## START Working data

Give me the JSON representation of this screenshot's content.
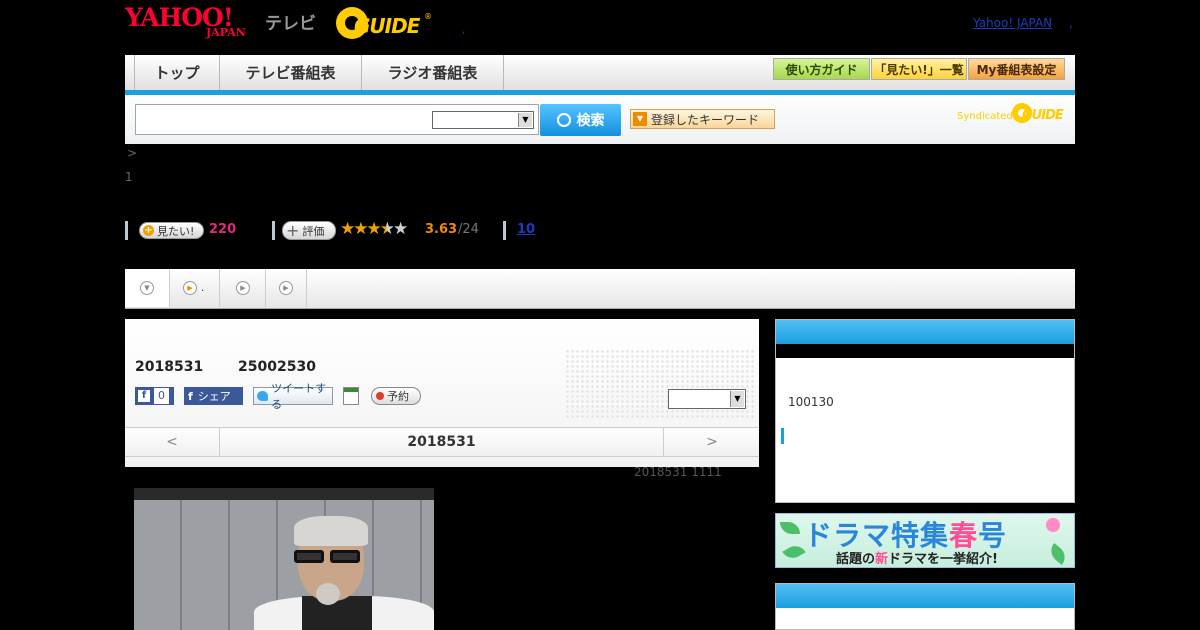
{
  "header": {
    "logo_yahoo": "YAHOO!",
    "logo_japan": "JAPAN",
    "logo_tv": "テレビ",
    "logo_guide": "GUIDE",
    "logo_reg": "®",
    "dot_link": ",",
    "yahoo_japan_link": "Yahoo! JAPAN",
    "yahoo_japan_sep": ","
  },
  "nav": {
    "tabs": [
      "トップ",
      "テレビ番組表",
      "ラジオ番組表"
    ],
    "buttons": [
      "使い方ガイド",
      "「見たい!」一覧",
      "My番組表設定"
    ],
    "button_colors": [
      "#a6d94a",
      "#ffd23a",
      "#f7a23a"
    ]
  },
  "search": {
    "button_label": "検索",
    "keyword_label": "登録したキーワード",
    "syndicated": "Syndicated",
    "syndicated_guide": "GUIDE"
  },
  "breadcrumb": ">",
  "page_number": "1",
  "stats": {
    "want_label": "見たい!",
    "want_count": "220",
    "rate_label": "評価",
    "stars_filled": "★★★",
    "stars_half": "★",
    "stars_empty": "★",
    "score": "3.63",
    "score_count": "/24",
    "reviews": "10"
  },
  "tabs": {
    "dot_label": "."
  },
  "program": {
    "date": "2018531",
    "time": "25002530",
    "fb_icon": "f",
    "fb_count": "0",
    "fb_like_icon": "f",
    "share_label": "シェア",
    "tweet_label": "ツイートする",
    "reserve_label": "予約",
    "prev": "<",
    "nav_date": "2018531",
    "next": ">",
    "updated": "2018531  1111"
  },
  "sidebar": {
    "value": "100130"
  },
  "banner": {
    "title_main": "ドラマ特集",
    "title_haru": "春",
    "title_go": "号",
    "sub_1": "話題の",
    "sub_new": "新",
    "sub_2": "ドラマを一挙紹介!"
  },
  "colors": {
    "accent_blue": "#1a9fe0",
    "brand_red": "#ff0033",
    "guide_yellow": "#ffcc00",
    "link_blue": "#1a3dbd"
  }
}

## END Working data

Stated problem >> Strip the images and reproduce the remaining records precisely.

Answer to this problem >>
Give me the JSON representation of this screenshot's content.
{
  "header": {
    "logo_yahoo": "YAHOO!",
    "logo_japan": "JAPAN",
    "logo_tv": "テレビ",
    "logo_guide": "GUIDE",
    "logo_reg": "®",
    "dot_link": ",",
    "yahoo_japan_link": "Yahoo! JAPAN",
    "yahoo_japan_sep": ","
  },
  "nav": {
    "tabs": [
      "トップ",
      "テレビ番組表",
      "ラジオ番組表"
    ],
    "buttons": [
      "使い方ガイド",
      "「見たい!」一覧",
      "My番組表設定"
    ],
    "button_colors": [
      "#a6d94a",
      "#ffd23a",
      "#f7a23a"
    ]
  },
  "search": {
    "button_label": "検索",
    "keyword_label": "登録したキーワード",
    "syndicated": "Syndicated",
    "syndicated_guide": "GUIDE"
  },
  "breadcrumb": ">",
  "page_number": "1",
  "stats": {
    "want_label": "見たい!",
    "want_count": "220",
    "rate_label": "評価",
    "stars_filled": "★★★",
    "stars_half": "★",
    "stars_empty": "★",
    "score": "3.63",
    "score_count": "/24",
    "reviews": "10"
  },
  "tabs": {
    "dot_label": "."
  },
  "program": {
    "date": "2018531",
    "time": "25002530",
    "fb_icon": "f",
    "fb_count": "0",
    "fb_like_icon": "f",
    "share_label": "シェア",
    "tweet_label": "ツイートする",
    "reserve_label": "予約",
    "prev": "<",
    "nav_date": "2018531",
    "next": ">",
    "updated": "2018531  1111"
  },
  "sidebar": {
    "value": "100130"
  },
  "banner": {
    "title_main": "ドラマ特集",
    "title_haru": "春",
    "title_go": "号",
    "sub_1": "話題の",
    "sub_new": "新",
    "sub_2": "ドラマを一挙紹介!"
  },
  "colors": {
    "accent_blue": "#1a9fe0",
    "brand_red": "#ff0033",
    "guide_yellow": "#ffcc00",
    "link_blue": "#1a3dbd"
  }
}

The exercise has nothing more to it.